EXERCISE GOAL: The records below must be output exactly, without pictures.

RECORDS PROVIDED:
************
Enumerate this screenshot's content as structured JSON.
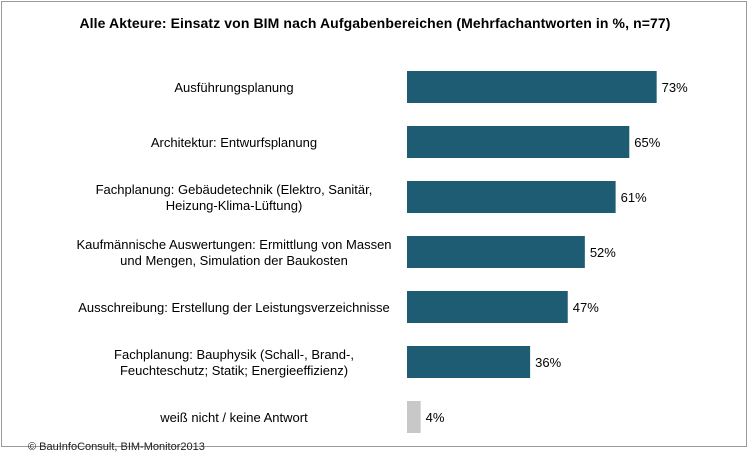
{
  "chart_data": {
    "type": "bar",
    "orientation": "horizontal",
    "title": "Alle Akteure: Einsatz von BIM nach Aufgabenbereichen (Mehrfachantworten in %, n=77)",
    "categories": [
      [
        "Ausführungsplanung"
      ],
      [
        "Architektur: Entwurfsplanung"
      ],
      [
        "Fachplanung: Gebäudetechnik (Elektro, Sanitär,",
        "Heizung-Klima-Lüftung)"
      ],
      [
        "Kaufmännische Auswertungen: Ermittlung von Massen",
        "und Mengen, Simulation der Baukosten"
      ],
      [
        "Ausschreibung: Erstellung der Leistungsverzeichnisse"
      ],
      [
        "Fachplanung: Bauphysik (Schall-, Brand-,",
        "Feuchteschutz; Statik; Energieeffizienz)"
      ],
      [
        "weiß nicht / keine Antwort"
      ]
    ],
    "values": [
      73,
      65,
      61,
      52,
      47,
      36,
      4
    ],
    "value_labels": [
      "73%",
      "65%",
      "61%",
      "52%",
      "47%",
      "36%",
      "4%"
    ],
    "bar_colors": [
      "#1d5c72",
      "#1d5c72",
      "#1d5c72",
      "#1d5c72",
      "#1d5c72",
      "#1d5c72",
      "#c8c8c8"
    ],
    "xlim": [
      0,
      100
    ],
    "grid": false,
    "legend": "none"
  },
  "source": "© BauInfoConsult, BIM-Monitor2013"
}
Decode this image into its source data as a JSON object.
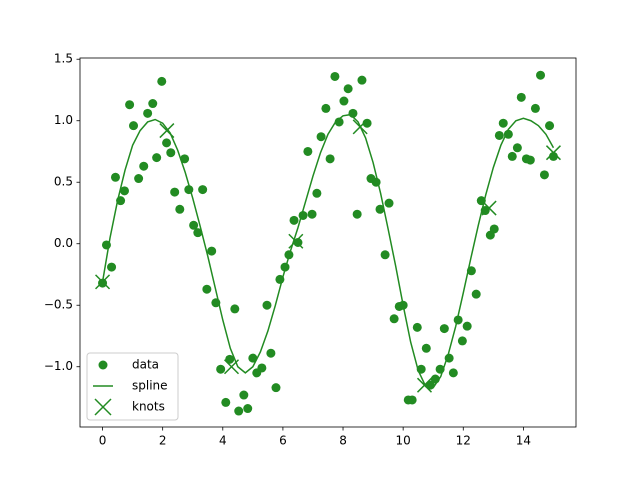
{
  "chart_data": {
    "type": "combo",
    "xlim": [
      -0.75,
      15.75
    ],
    "ylim": [
      -1.49,
      1.51
    ],
    "xticks": [
      0,
      2,
      4,
      6,
      8,
      10,
      12,
      14
    ],
    "yticks": [
      {
        "value": -1.0,
        "label": "−1.0"
      },
      {
        "value": -0.5,
        "label": "−0.5"
      },
      {
        "value": 0.0,
        "label": "0.0"
      },
      0.5,
      {
        "value": 1.0,
        "label": "1.0"
      },
      1.5
    ],
    "legend": "lower left",
    "series": [
      {
        "name": "data",
        "type": "scatter",
        "marker": "circle",
        "color": "#228b22",
        "x": [
          0,
          0.13,
          0.3,
          0.43,
          0.6,
          0.73,
          0.9,
          1.03,
          1.2,
          1.37,
          1.5,
          1.67,
          1.8,
          1.97,
          2.13,
          2.27,
          2.4,
          2.57,
          2.73,
          2.87,
          3.03,
          3.17,
          3.33,
          3.47,
          3.63,
          3.77,
          3.93,
          4.1,
          4.23,
          4.4,
          4.53,
          4.7,
          4.83,
          5.0,
          5.13,
          5.3,
          5.47,
          5.6,
          5.77,
          5.9,
          6.07,
          6.2,
          6.37,
          6.5,
          6.67,
          6.83,
          6.97,
          7.13,
          7.27,
          7.43,
          7.57,
          7.73,
          7.87,
          8.03,
          8.17,
          8.33,
          8.47,
          8.63,
          8.8,
          8.93,
          9.1,
          9.23,
          9.4,
          9.53,
          9.7,
          9.87,
          10.0,
          10.17,
          10.3,
          10.47,
          10.6,
          10.77,
          10.9,
          11.07,
          11.23,
          11.37,
          11.53,
          11.67,
          11.83,
          11.97,
          12.13,
          12.27,
          12.43,
          12.6,
          12.73,
          12.9,
          13.03,
          13.2,
          13.33,
          13.5,
          13.63,
          13.8,
          13.93,
          14.1,
          14.23,
          14.4,
          14.57,
          14.7,
          14.87,
          15.0
        ],
        "values": [
          -0.32,
          -0.01,
          -0.19,
          0.54,
          0.35,
          0.43,
          1.13,
          0.96,
          0.53,
          0.63,
          1.06,
          1.14,
          0.7,
          1.32,
          0.82,
          0.74,
          0.42,
          0.28,
          0.69,
          0.44,
          0.15,
          0.09,
          0.44,
          -0.37,
          -0.06,
          -0.48,
          -1.02,
          -1.29,
          -0.94,
          -0.53,
          -1.36,
          -1.23,
          -1.34,
          -0.93,
          -1.05,
          -1.01,
          -0.5,
          -0.89,
          -1.17,
          -0.29,
          -0.19,
          -0.09,
          0.19,
          0.01,
          0.23,
          0.75,
          0.24,
          0.41,
          0.87,
          1.1,
          0.69,
          1.36,
          0.99,
          1.16,
          1.26,
          1.06,
          0.24,
          1.33,
          0.98,
          0.53,
          0.5,
          0.28,
          -0.09,
          0.33,
          -0.61,
          -0.51,
          -0.5,
          -1.27,
          -1.27,
          -0.68,
          -1.02,
          -0.85,
          -1.15,
          -1.1,
          -1.02,
          -0.69,
          -0.93,
          -1.05,
          -0.62,
          -0.79,
          -0.67,
          -0.22,
          -0.41,
          0.35,
          0.27,
          0.07,
          0.12,
          0.88,
          0.98,
          0.89,
          0.71,
          0.78,
          1.19,
          0.69,
          0.68,
          1.1,
          1.37,
          0.56,
          0.96,
          0.71
        ]
      },
      {
        "name": "spline",
        "type": "line",
        "color": "#228b22",
        "x": [
          0,
          0.25,
          0.5,
          0.75,
          1,
          1.25,
          1.5,
          1.75,
          2,
          2.25,
          2.5,
          2.75,
          3,
          3.25,
          3.5,
          3.75,
          4,
          4.25,
          4.5,
          4.75,
          5,
          5.25,
          5.5,
          5.75,
          6,
          6.25,
          6.5,
          6.75,
          7,
          7.25,
          7.5,
          7.75,
          8,
          8.25,
          8.5,
          8.75,
          9,
          9.25,
          9.5,
          9.75,
          10,
          10.25,
          10.5,
          10.75,
          11,
          11.25,
          11.5,
          11.75,
          12,
          12.25,
          12.5,
          12.75,
          13,
          13.25,
          13.5,
          13.75,
          14,
          14.25,
          14.5,
          14.75,
          15
        ],
        "values": [
          -0.31,
          0.05,
          0.35,
          0.6,
          0.8,
          0.92,
          0.99,
          1.01,
          0.98,
          0.9,
          0.76,
          0.58,
          0.37,
          0.14,
          -0.1,
          -0.36,
          -0.62,
          -0.85,
          -1.0,
          -1.05,
          -1.0,
          -0.88,
          -0.71,
          -0.5,
          -0.27,
          -0.06,
          0.13,
          0.34,
          0.55,
          0.74,
          0.89,
          0.99,
          1.04,
          1.05,
          0.99,
          0.86,
          0.66,
          0.41,
          0.12,
          -0.18,
          -0.5,
          -0.8,
          -1.03,
          -1.16,
          -1.17,
          -1.08,
          -0.9,
          -0.67,
          -0.4,
          -0.12,
          0.15,
          0.4,
          0.62,
          0.8,
          0.93,
          1.0,
          1.02,
          1.0,
          0.96,
          0.89,
          0.78
        ]
      },
      {
        "name": "knots",
        "type": "scatter",
        "marker": "x",
        "color": "#228b22",
        "x": [
          0,
          2.14,
          4.29,
          6.43,
          8.57,
          10.71,
          12.86,
          15
        ],
        "values": [
          -0.31,
          0.92,
          -1.0,
          0.02,
          0.95,
          -1.15,
          0.29,
          0.74
        ]
      }
    ]
  }
}
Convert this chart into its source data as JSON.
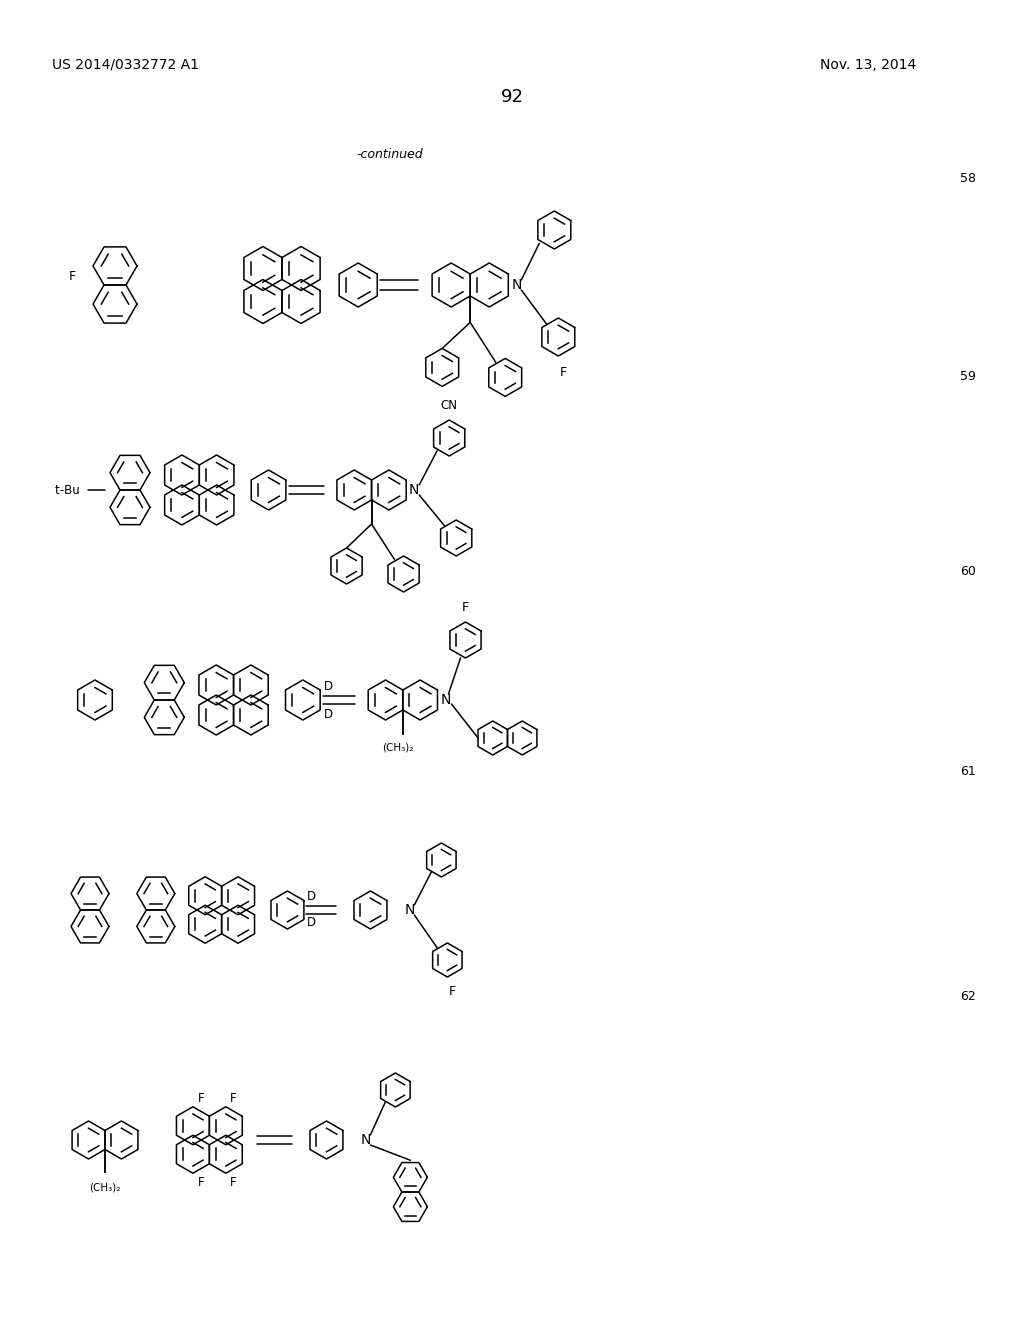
************
RESULT:
Enumerate this screenshot's content as structured JSON.
{
  "chart_data": {
    "type": "bar",
    "orientation": "horizontal",
    "title": "Alle Akteure: Einsatz von BIM nach Aufgabenbereichen (Mehrfachantworten in %, n=77)",
    "categories": [
      [
        "Ausführungsplanung"
      ],
      [
        "Architektur: Entwurfsplanung"
      ],
      [
        "Fachplanung: Gebäudetechnik (Elektro, Sanitär,",
        "Heizung-Klima-Lüftung)"
      ],
      [
        "Kaufmännische Auswertungen: Ermittlung von Massen",
        "und Mengen, Simulation der Baukosten"
      ],
      [
        "Ausschreibung: Erstellung der Leistungsverzeichnisse"
      ],
      [
        "Fachplanung: Bauphysik (Schall-, Brand-,",
        "Feuchteschutz; Statik; Energieeffizienz)"
      ],
      [
        "weiß nicht / keine Antwort"
      ]
    ],
    "values": [
      73,
      65,
      61,
      52,
      47,
      36,
      4
    ],
    "value_labels": [
      "73%",
      "65%",
      "61%",
      "52%",
      "47%",
      "36%",
      "4%"
    ],
    "bar_colors": [
      "#1d5c72",
      "#1d5c72",
      "#1d5c72",
      "#1d5c72",
      "#1d5c72",
      "#1d5c72",
      "#c8c8c8"
    ],
    "xlim": [
      0,
      100
    ],
    "grid": false,
    "legend": "none"
  },
  "source": "© BauInfoConsult, BIM-Monitor2013"
}
Decode this image into its source data as a JSON object.
{
  "chart_data": {
    "type": "combo",
    "xlim": [
      -0.75,
      15.75
    ],
    "ylim": [
      -1.49,
      1.51
    ],
    "xticks": [
      0,
      2,
      4,
      6,
      8,
      10,
      12,
      14
    ],
    "yticks": [
      {
        "value": -1.0,
        "label": "−1.0"
      },
      {
        "value": -0.5,
        "label": "−0.5"
      },
      {
        "value": 0.0,
        "label": "0.0"
      },
      0.5,
      {
        "value": 1.0,
        "label": "1.0"
      },
      1.5
    ],
    "legend": "lower left",
    "series": [
      {
        "name": "data",
        "type": "scatter",
        "marker": "circle",
        "color": "#228b22",
        "x": [
          0,
          0.13,
          0.3,
          0.43,
          0.6,
          0.73,
          0.9,
          1.03,
          1.2,
          1.37,
          1.5,
          1.67,
          1.8,
          1.97,
          2.13,
          2.27,
          2.4,
          2.57,
          2.73,
          2.87,
          3.03,
          3.17,
          3.33,
          3.47,
          3.63,
          3.77,
          3.93,
          4.1,
          4.23,
          4.4,
          4.53,
          4.7,
          4.83,
          5.0,
          5.13,
          5.3,
          5.47,
          5.6,
          5.77,
          5.9,
          6.07,
          6.2,
          6.37,
          6.5,
          6.67,
          6.83,
          6.97,
          7.13,
          7.27,
          7.43,
          7.57,
          7.73,
          7.87,
          8.03,
          8.17,
          8.33,
          8.47,
          8.63,
          8.8,
          8.93,
          9.1,
          9.23,
          9.4,
          9.53,
          9.7,
          9.87,
          10.0,
          10.17,
          10.3,
          10.47,
          10.6,
          10.77,
          10.9,
          11.07,
          11.23,
          11.37,
          11.53,
          11.67,
          11.83,
          11.97,
          12.13,
          12.27,
          12.43,
          12.6,
          12.73,
          12.9,
          13.03,
          13.2,
          13.33,
          13.5,
          13.63,
          13.8,
          13.93,
          14.1,
          14.23,
          14.4,
          14.57,
          14.7,
          14.87,
          15.0
        ],
        "values": [
          -0.32,
          -0.01,
          -0.19,
          0.54,
          0.35,
          0.43,
          1.13,
          0.96,
          0.53,
          0.63,
          1.06,
          1.14,
          0.7,
          1.32,
          0.82,
          0.74,
          0.42,
          0.28,
          0.69,
          0.44,
          0.15,
          0.09,
          0.44,
          -0.37,
          -0.06,
          -0.48,
          -1.02,
          -1.29,
          -0.94,
          -0.53,
          -1.36,
          -1.23,
          -1.34,
          -0.93,
          -1.05,
          -1.01,
          -0.5,
          -0.89,
          -1.17,
          -0.29,
          -0.19,
          -0.09,
          0.19,
          0.01,
          0.23,
          0.75,
          0.24,
          0.41,
          0.87,
          1.1,
          0.69,
          1.36,
          0.99,
          1.16,
          1.26,
          1.06,
          0.24,
          1.33,
          0.98,
          0.53,
          0.5,
          0.28,
          -0.09,
          0.33,
          -0.61,
          -0.51,
          -0.5,
          -1.27,
          -1.27,
          -0.68,
          -1.02,
          -0.85,
          -1.15,
          -1.1,
          -1.02,
          -0.69,
          -0.93,
          -1.05,
          -0.62,
          -0.79,
          -0.67,
          -0.22,
          -0.41,
          0.35,
          0.27,
          0.07,
          0.12,
          0.88,
          0.98,
          0.89,
          0.71,
          0.78,
          1.19,
          0.69,
          0.68,
          1.1,
          1.37,
          0.56,
          0.96,
          0.71
        ]
      },
      {
        "name": "spline",
        "type": "line",
        "color": "#228b22",
        "x": [
          0,
          0.25,
          0.5,
          0.75,
          1,
          1.25,
          1.5,
          1.75,
          2,
          2.25,
          2.5,
          2.75,
          3,
          3.25,
          3.5,
          3.75,
          4,
          4.25,
          4.5,
          4.75,
          5,
          5.25,
          5.5,
          5.75,
          6,
          6.25,
          6.5,
          6.75,
          7,
          7.25,
          7.5,
          7.75,
          8,
          8.25,
          8.5,
          8.75,
          9,
          9.25,
          9.5,
          9.75,
          10,
          10.25,
          10.5,
          10.75,
          11,
          11.25,
          11.5,
          11.75,
          12,
          12.25,
          12.5,
          12.75,
          13,
          13.25,
          13.5,
          13.75,
          14,
          14.25,
          14.5,
          14.75,
          15
        ],
        "values": [
          -0.31,
          0.05,
          0.35,
          0.6,
          0.8,
          0.92,
          0.99,
          1.01,
          0.98,
          0.9,
          0.76,
          0.58,
          0.37,
          0.14,
          -0.1,
          -0.36,
          -0.62,
          -0.85,
          -1.0,
          -1.05,
          -1.0,
          -0.88,
          -0.71,
          -0.5,
          -0.27,
          -0.06,
          0.13,
          0.34,
          0.55,
          0.74,
          0.89,
          0.99,
          1.04,
          1.05,
          0.99,
          0.86,
          0.66,
          0.41,
          0.12,
          -0.18,
          -0.5,
          -0.8,
          -1.03,
          -1.16,
          -1.17,
          -1.08,
          -0.9,
          -0.67,
          -0.4,
          -0.12,
          0.15,
          0.4,
          0.62,
          0.8,
          0.93,
          1.0,
          1.02,
          1.0,
          0.96,
          0.89,
          0.78
        ]
      },
      {
        "name": "knots",
        "type": "scatter",
        "marker": "x",
        "color": "#228b22",
        "x": [
          0,
          2.14,
          4.29,
          6.43,
          8.57,
          10.71,
          12.86,
          15
        ],
        "values": [
          -0.31,
          0.92,
          -1.0,
          0.02,
          0.95,
          -1.15,
          0.29,
          0.74
        ]
      }
    ]
  }
}
Convert this chart into its source data as JSON.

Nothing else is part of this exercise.